- Data excerpts:
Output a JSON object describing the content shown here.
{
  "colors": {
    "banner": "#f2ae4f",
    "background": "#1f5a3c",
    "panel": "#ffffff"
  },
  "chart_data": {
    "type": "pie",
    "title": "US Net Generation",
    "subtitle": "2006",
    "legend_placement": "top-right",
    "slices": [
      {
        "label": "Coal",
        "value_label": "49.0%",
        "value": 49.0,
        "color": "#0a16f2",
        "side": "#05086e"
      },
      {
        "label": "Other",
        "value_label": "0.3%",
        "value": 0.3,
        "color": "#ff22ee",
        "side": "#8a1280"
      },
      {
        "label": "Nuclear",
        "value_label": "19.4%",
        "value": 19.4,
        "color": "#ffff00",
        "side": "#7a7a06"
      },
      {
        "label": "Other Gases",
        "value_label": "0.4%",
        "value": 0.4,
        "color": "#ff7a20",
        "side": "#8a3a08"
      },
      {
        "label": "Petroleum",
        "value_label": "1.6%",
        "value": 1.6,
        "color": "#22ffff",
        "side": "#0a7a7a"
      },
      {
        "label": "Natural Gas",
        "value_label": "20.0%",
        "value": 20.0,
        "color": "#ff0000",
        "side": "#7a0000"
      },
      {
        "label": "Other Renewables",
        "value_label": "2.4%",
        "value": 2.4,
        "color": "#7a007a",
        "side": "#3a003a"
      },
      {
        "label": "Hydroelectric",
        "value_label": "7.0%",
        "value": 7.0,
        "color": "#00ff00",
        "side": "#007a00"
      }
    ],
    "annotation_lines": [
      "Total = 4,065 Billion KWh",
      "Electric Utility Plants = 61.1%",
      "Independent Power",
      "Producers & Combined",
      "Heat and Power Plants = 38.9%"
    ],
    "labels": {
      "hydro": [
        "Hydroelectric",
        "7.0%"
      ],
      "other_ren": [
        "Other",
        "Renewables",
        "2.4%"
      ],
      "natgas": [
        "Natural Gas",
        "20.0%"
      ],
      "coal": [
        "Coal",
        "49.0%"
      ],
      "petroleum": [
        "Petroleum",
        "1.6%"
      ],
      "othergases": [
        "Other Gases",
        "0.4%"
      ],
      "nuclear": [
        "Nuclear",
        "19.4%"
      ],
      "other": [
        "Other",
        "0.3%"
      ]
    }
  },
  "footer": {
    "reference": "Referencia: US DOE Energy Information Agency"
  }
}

- Task brief:
Pick each line holding the word "Power" out of the data and copy it.

- Response to this task:
      "Independent Power",
      "Heat and Power Plants = 38.9%"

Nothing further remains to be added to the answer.